+++ MATERIAL PROVIDED

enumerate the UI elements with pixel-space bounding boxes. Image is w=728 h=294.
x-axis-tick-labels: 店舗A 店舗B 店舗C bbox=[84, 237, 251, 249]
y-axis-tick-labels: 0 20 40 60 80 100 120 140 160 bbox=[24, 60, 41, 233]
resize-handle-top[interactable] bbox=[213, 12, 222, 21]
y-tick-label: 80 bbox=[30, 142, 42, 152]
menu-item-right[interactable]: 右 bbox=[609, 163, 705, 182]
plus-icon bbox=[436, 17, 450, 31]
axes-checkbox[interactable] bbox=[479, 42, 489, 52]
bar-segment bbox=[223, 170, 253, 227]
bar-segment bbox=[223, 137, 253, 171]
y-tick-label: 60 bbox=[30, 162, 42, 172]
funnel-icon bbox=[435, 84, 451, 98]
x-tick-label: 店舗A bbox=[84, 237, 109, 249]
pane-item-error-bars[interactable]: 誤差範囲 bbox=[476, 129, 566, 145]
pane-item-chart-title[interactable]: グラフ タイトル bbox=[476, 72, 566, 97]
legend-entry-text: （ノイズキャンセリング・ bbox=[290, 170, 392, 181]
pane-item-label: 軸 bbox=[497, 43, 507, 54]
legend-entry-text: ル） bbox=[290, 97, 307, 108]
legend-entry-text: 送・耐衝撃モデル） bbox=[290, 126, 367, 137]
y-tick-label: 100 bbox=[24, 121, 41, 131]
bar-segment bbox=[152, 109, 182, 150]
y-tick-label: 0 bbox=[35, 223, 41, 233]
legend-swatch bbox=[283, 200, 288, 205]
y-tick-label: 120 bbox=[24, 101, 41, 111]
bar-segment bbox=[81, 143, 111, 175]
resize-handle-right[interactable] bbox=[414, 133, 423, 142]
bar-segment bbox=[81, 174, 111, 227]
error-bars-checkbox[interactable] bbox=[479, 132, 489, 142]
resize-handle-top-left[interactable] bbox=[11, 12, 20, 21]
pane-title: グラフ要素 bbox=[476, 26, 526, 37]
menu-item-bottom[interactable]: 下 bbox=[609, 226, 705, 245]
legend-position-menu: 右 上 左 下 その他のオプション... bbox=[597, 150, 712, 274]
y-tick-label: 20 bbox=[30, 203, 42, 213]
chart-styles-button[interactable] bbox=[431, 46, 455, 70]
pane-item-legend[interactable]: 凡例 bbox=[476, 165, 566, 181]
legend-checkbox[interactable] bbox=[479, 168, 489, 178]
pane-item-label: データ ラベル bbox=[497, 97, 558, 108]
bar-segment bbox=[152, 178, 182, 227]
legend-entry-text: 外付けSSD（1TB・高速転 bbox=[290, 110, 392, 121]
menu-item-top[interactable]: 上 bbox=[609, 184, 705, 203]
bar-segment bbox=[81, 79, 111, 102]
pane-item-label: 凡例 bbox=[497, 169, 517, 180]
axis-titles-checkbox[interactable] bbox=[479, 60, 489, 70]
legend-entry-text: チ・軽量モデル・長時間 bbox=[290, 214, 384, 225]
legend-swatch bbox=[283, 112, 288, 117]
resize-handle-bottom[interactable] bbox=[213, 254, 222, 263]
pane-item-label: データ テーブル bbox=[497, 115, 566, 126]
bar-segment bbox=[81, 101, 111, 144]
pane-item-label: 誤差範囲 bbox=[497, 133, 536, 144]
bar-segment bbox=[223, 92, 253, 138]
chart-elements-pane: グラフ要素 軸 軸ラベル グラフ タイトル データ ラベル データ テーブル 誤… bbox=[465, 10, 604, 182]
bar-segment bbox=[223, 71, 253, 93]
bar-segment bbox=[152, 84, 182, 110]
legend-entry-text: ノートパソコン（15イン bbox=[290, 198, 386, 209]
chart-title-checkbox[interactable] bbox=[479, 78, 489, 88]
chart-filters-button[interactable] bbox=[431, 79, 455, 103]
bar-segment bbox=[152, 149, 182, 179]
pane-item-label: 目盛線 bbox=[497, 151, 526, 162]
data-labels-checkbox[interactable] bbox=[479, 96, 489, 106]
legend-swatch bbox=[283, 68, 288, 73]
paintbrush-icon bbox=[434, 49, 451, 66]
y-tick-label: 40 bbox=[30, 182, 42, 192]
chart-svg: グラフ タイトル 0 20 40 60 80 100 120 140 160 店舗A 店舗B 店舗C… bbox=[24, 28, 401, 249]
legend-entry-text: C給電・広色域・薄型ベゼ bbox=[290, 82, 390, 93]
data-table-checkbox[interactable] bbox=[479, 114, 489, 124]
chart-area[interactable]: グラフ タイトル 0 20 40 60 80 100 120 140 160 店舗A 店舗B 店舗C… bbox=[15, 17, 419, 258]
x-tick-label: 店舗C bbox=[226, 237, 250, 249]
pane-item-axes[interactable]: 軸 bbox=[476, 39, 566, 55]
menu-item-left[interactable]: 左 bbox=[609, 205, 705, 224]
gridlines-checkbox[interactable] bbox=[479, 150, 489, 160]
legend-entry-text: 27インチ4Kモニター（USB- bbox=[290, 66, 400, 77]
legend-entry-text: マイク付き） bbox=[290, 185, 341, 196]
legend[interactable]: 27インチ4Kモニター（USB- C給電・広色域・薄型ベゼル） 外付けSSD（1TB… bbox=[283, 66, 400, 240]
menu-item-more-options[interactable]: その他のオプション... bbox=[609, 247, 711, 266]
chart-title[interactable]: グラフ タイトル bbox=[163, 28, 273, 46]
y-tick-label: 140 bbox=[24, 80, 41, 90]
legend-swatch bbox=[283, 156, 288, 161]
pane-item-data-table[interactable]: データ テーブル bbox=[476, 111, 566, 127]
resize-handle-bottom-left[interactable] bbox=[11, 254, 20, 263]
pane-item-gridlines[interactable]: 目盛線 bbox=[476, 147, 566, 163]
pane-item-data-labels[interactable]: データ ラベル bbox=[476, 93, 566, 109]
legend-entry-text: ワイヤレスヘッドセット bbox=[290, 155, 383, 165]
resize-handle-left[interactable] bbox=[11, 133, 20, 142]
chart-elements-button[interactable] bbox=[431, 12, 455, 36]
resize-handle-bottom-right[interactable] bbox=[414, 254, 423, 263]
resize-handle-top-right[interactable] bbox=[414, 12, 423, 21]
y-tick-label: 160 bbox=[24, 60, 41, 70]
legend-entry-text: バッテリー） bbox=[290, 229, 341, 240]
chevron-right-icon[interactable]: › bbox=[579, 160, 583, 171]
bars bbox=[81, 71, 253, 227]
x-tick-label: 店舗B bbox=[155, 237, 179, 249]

++++++

Print the whole listing above again, line for line, without changing anything.

enumerate the UI elements with pixel-space bounding boxes. Image is w=728 h=294.
x-axis-tick-labels: 店舗A 店舗B 店舗C bbox=[84, 237, 251, 249]
y-axis-tick-labels: 0 20 40 60 80 100 120 140 160 bbox=[24, 60, 41, 233]
resize-handle-top[interactable] bbox=[213, 12, 222, 21]
y-tick-label: 80 bbox=[30, 142, 42, 152]
menu-item-right[interactable]: 右 bbox=[609, 163, 705, 182]
plus-icon bbox=[436, 17, 450, 31]
axes-checkbox[interactable] bbox=[479, 42, 489, 52]
bar-segment bbox=[223, 170, 253, 227]
bar-segment bbox=[223, 137, 253, 171]
y-tick-label: 60 bbox=[30, 162, 42, 172]
funnel-icon bbox=[435, 84, 451, 98]
x-tick-label: 店舗A bbox=[84, 237, 109, 249]
pane-item-error-bars[interactable]: 誤差範囲 bbox=[476, 129, 566, 145]
pane-item-chart-title[interactable]: グラフ タイトル bbox=[476, 72, 566, 97]
legend-entry-text: （ノイズキャンセリング・ bbox=[290, 170, 392, 181]
pane-item-label: 軸 bbox=[497, 43, 507, 54]
legend-entry-text: ル） bbox=[290, 97, 307, 108]
legend-entry-text: 送・耐衝撃モデル） bbox=[290, 126, 367, 137]
y-tick-label: 100 bbox=[24, 121, 41, 131]
bar-segment bbox=[152, 109, 182, 150]
y-tick-label: 0 bbox=[35, 223, 41, 233]
legend-swatch bbox=[283, 200, 288, 205]
y-tick-label: 120 bbox=[24, 101, 41, 111]
bar-segment bbox=[81, 143, 111, 175]
resize-handle-right[interactable] bbox=[414, 133, 423, 142]
bar-segment bbox=[81, 174, 111, 227]
error-bars-checkbox[interactable] bbox=[479, 132, 489, 142]
resize-handle-top-left[interactable] bbox=[11, 12, 20, 21]
pane-title: グラフ要素 bbox=[476, 26, 526, 37]
menu-item-bottom[interactable]: 下 bbox=[609, 226, 705, 245]
legend-position-menu: 右 上 左 下 その他のオプション... bbox=[597, 150, 712, 274]
y-tick-label: 20 bbox=[30, 203, 42, 213]
chart-styles-button[interactable] bbox=[431, 46, 455, 70]
pane-item-legend[interactable]: 凡例 bbox=[476, 165, 566, 181]
legend-checkbox[interactable] bbox=[479, 168, 489, 178]
pane-item-label: データ ラベル bbox=[497, 97, 558, 108]
bar-segment bbox=[152, 178, 182, 227]
legend-entry-text: 外付けSSD（1TB・高速転 bbox=[290, 110, 392, 121]
menu-item-top[interactable]: 上 bbox=[609, 184, 705, 203]
bar-segment bbox=[81, 79, 111, 102]
pane-item-label: 凡例 bbox=[497, 169, 517, 180]
axis-titles-checkbox[interactable] bbox=[479, 60, 489, 70]
legend-entry-text: チ・軽量モデル・長時間 bbox=[290, 214, 384, 225]
legend-swatch bbox=[283, 112, 288, 117]
resize-handle-bottom[interactable] bbox=[213, 254, 222, 263]
pane-item-label: データ テーブル bbox=[497, 115, 566, 126]
bar-segment bbox=[81, 101, 111, 144]
pane-item-label: 誤差範囲 bbox=[497, 133, 536, 144]
bar-segment bbox=[223, 92, 253, 138]
chart-elements-pane: グラフ要素 軸 軸ラベル グラフ タイトル データ ラベル データ テーブル 誤… bbox=[465, 10, 604, 182]
bar-segment bbox=[223, 71, 253, 93]
bar-segment bbox=[152, 84, 182, 110]
legend-entry-text: ノートパソコン（15イン bbox=[290, 198, 386, 209]
chart-title-checkbox[interactable] bbox=[479, 78, 489, 88]
chart-filters-button[interactable] bbox=[431, 79, 455, 103]
bar-segment bbox=[152, 149, 182, 179]
pane-item-label: 目盛線 bbox=[497, 151, 526, 162]
data-labels-checkbox[interactable] bbox=[479, 96, 489, 106]
legend-swatch bbox=[283, 68, 288, 73]
paintbrush-icon bbox=[434, 49, 451, 66]
y-tick-label: 40 bbox=[30, 182, 42, 192]
chart-svg: グラフ タイトル 0 20 40 60 80 100 120 140 160 店舗A 店舗B 店舗C… bbox=[24, 28, 401, 249]
legend-entry-text: C給電・広色域・薄型ベゼ bbox=[290, 82, 390, 93]
data-table-checkbox[interactable] bbox=[479, 114, 489, 124]
chart-area[interactable]: グラフ タイトル 0 20 40 60 80 100 120 140 160 店舗A 店舗B 店舗C… bbox=[15, 17, 419, 258]
x-tick-label: 店舗C bbox=[226, 237, 250, 249]
pane-item-axes[interactable]: 軸 bbox=[476, 39, 566, 55]
menu-item-left[interactable]: 左 bbox=[609, 205, 705, 224]
gridlines-checkbox[interactable] bbox=[479, 150, 489, 160]
legend-entry-text: 27インチ4Kモニター（USB- bbox=[290, 66, 400, 77]
legend-entry-text: マイク付き） bbox=[290, 185, 341, 196]
legend[interactable]: 27インチ4Kモニター（USB- C給電・広色域・薄型ベゼル） 外付けSSD（1TB… bbox=[283, 66, 400, 240]
menu-item-more-options[interactable]: その他のオプション... bbox=[609, 247, 711, 266]
chart-title[interactable]: グラフ タイトル bbox=[163, 28, 273, 46]
y-tick-label: 140 bbox=[24, 80, 41, 90]
legend-swatch bbox=[283, 156, 288, 161]
pane-item-data-table[interactable]: データ テーブル bbox=[476, 111, 566, 127]
resize-handle-bottom-left[interactable] bbox=[11, 254, 20, 263]
pane-item-gridlines[interactable]: 目盛線 bbox=[476, 147, 566, 163]
pane-item-data-labels[interactable]: データ ラベル bbox=[476, 93, 566, 109]
legend-entry-text: ワイヤレスヘッドセット bbox=[290, 155, 383, 165]
resize-handle-left[interactable] bbox=[11, 133, 20, 142]
chart-elements-button[interactable] bbox=[431, 12, 455, 36]
resize-handle-bottom-right[interactable] bbox=[414, 254, 423, 263]
resize-handle-top-right[interactable] bbox=[414, 12, 423, 21]
y-tick-label: 160 bbox=[24, 60, 41, 70]
legend-entry-text: バッテリー） bbox=[290, 229, 341, 240]
chevron-right-icon[interactable]: › bbox=[579, 160, 583, 171]
bars bbox=[81, 71, 253, 227]
x-tick-label: 店舗B bbox=[155, 237, 179, 249]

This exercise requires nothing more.